OBJECTIF 1
Selon l’extrait sur l’affaire d’espionnage aux Pays-Bas, à combien s’élevait le volume total du matériel subtilisé par l’accusé ?

EXTRAIT
L’accusé d’espionnage,
Abderrahim El M., est un sexagénaire néerlandais d’origine marocaine. Il s’est
rendu aux Pays-Bas pour étudier la philosophie, mais y est resté pour
travailler comme traducteur de l’ arabe. Il a fini par devenir analyste senior
au sein de la Coordination nationale de la lutte contre le terrorisme et de la
sécurité. À ce titre, il avait accès à des informations classifiées sur la
radicalisation et le terrorisme, ainsi qu’à certaines opérations policières.
Surveillé
pendant deux ans, il a finalement été arrêté le 26 octobre 2023 à l’aéroport de
Schiphol alors qu’il s’apprêtait à se rendre au Maroc, selon le parquet
néerlandais. Il transportait avec lui du matériel classifié sur des supports
numérisés et cryptés. Une perquisition à son domicile par les services de
renseignement et de sécurité intérieure (AIVD, selon ses initiales en
néerlandais) a également permis de découvrir 928 documents secrets
provenant de deux agences. Le volume total du matériel qu’il avait subtilisé s’élevait
à 46 téraoctets.
Au cours de
l’instruction, Abderrahim El M. a nié être un traître, mais sans fournir d’arguments
réfutant les accusations présentées par le parquet. Il a soutenu pendant l’interrogatoire
qu’il ne pouvait pas donner de détails sur son travail afin de ne pas nuire à
la sécurité nationale. Son avocat a quant à lui affirmé que son client était
victime d’un « complot ».
Abderrahim
El M. a comparu devant les juges en liberté surveillée après avoir passé 20
mois en prison. Dans le cadre de ses activités d’espionnage,
il a bénéficié de la collaboration d’une policière de 37 ans, qui n’est restée
qu’un mois derrière les barreaux et qui est désormais également en liberté
provisoire. Elle sera jugée prochainement avec lui.
Les juges
ont demandé à entendre Yassine Mansouri et trois responsables des services
secrets marocains, car ils soupçonnent Abderrahim El M. de les avoir rencontrés
lors d’un de ses fréquents voyages au Maroc. Les autorités marocaines n’ont pas
réagi publiquement à la demande du tribunal d’instruction.
Environ 420
000 Marocains résident aux Pays-Bas, auxquels s’ajoutent 250 000 autres qui ont
acquis la nationalité néerlandaise. La majeure partie de l’émigration rifaine, dont beaucoup sont des exilés
politiques, s’est installée dans le pays qui est également l’épicentre
de la Mocro-Mafia,
le cartel de la drogue et du blanchiment d’argent dans lequel les criminels d’origine
marocaine jouent un rôle important. C’est pourquoi il s’agit d’une cible
prioritaire pour les services de renseignement marocains, selon le rapport
annuel de l’AIVD en 2024.

Données extraites d’une collection:

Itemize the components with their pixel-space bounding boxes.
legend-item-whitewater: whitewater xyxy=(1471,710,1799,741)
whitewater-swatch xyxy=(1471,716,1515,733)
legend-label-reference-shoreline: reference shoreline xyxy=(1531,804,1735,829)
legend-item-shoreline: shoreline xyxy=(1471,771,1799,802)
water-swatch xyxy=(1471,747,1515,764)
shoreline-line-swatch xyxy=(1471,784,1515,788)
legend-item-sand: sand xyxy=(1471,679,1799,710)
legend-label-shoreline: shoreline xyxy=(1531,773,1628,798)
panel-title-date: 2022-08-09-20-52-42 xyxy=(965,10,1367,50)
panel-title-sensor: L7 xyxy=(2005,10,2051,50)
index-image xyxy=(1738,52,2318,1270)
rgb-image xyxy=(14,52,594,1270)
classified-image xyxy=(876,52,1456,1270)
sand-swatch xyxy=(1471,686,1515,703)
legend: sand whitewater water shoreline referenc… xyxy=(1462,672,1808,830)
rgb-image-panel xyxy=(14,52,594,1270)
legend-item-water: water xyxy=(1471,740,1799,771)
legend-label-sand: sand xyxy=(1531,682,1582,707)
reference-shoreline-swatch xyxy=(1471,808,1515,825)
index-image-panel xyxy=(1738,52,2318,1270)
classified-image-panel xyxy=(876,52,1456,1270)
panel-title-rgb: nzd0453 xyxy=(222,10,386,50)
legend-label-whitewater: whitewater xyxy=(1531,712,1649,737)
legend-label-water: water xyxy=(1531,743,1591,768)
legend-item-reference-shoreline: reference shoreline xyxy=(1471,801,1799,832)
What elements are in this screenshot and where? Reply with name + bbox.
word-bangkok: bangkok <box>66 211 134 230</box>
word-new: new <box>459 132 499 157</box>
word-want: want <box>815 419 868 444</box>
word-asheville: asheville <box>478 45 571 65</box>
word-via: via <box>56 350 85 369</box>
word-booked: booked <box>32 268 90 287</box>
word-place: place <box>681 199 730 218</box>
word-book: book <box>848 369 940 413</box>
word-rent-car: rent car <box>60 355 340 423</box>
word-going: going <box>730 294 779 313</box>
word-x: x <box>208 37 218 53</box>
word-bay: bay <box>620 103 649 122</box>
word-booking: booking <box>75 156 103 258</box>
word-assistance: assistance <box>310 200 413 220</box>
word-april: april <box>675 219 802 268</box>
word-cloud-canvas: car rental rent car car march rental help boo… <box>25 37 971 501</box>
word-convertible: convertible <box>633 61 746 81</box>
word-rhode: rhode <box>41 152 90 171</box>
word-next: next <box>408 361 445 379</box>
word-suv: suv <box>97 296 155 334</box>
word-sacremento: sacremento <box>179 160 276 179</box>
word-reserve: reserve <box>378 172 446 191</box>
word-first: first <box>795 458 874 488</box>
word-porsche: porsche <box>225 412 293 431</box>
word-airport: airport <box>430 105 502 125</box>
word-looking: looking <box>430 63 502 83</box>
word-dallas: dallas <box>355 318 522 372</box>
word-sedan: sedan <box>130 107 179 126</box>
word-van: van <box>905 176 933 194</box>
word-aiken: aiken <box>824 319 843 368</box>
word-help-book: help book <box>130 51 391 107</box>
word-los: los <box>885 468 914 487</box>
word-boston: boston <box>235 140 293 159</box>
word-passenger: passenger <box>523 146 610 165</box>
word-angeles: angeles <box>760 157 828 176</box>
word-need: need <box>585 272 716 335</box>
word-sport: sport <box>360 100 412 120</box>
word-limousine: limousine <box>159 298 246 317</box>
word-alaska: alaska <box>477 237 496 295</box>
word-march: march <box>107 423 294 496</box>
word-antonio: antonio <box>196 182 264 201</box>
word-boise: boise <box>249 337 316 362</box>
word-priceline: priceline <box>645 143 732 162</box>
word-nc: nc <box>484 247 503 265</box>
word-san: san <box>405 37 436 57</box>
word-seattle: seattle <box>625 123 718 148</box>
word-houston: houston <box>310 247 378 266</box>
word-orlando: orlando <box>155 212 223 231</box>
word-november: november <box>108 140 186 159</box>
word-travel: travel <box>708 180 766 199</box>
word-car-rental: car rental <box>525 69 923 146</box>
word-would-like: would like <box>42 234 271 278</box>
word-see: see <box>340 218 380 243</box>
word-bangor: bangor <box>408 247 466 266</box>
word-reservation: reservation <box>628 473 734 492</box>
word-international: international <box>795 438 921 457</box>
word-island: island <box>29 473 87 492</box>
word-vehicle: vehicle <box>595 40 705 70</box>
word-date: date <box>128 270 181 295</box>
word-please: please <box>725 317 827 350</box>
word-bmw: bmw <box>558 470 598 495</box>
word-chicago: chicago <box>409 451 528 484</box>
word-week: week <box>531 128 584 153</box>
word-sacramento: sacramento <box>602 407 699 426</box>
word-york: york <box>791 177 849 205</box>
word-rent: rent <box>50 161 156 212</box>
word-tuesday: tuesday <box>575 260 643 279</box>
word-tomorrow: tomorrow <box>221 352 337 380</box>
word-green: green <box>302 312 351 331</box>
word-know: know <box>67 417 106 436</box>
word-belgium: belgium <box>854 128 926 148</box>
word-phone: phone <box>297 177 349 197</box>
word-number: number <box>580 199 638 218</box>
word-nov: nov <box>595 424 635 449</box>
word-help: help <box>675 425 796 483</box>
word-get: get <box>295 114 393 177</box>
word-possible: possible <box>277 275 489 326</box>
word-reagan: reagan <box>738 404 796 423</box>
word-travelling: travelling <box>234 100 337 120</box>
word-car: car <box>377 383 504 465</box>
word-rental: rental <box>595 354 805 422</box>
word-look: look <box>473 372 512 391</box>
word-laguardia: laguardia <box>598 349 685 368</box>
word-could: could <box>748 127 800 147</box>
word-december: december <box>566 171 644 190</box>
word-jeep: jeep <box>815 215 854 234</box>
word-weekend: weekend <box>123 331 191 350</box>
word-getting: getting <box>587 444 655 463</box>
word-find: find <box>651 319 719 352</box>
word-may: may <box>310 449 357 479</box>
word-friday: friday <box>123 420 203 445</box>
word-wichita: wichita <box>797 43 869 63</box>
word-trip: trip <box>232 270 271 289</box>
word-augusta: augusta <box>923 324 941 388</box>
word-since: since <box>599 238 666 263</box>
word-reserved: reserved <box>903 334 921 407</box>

OBJECTIF 2
Reproduisez à l’identique les enregistrements, depuis leur début jusqu’à la ligne contenant « index-image xyxy=(1738,52,2318,1270) », celle-ci comprise.

RÉSULTAT ATTENDU 1
46 téraoctets.

RÉSULTAT ATTENDU 2
Itemize the components with their pixel-space bounding boxes.
legend-item-whitewater: whitewater xyxy=(1471,710,1799,741)
whitewater-swatch xyxy=(1471,716,1515,733)
legend-label-reference-shoreline: reference shoreline xyxy=(1531,804,1735,829)
legend-item-shoreline: shoreline xyxy=(1471,771,1799,802)
water-swatch xyxy=(1471,747,1515,764)
shoreline-line-swatch xyxy=(1471,784,1515,788)
legend-item-sand: sand xyxy=(1471,679,1799,710)
legend-label-shoreline: shoreline xyxy=(1531,773,1628,798)
panel-title-date: 2022-08-09-20-52-42 xyxy=(965,10,1367,50)
panel-title-sensor: L7 xyxy=(2005,10,2051,50)
index-image xyxy=(1738,52,2318,1270)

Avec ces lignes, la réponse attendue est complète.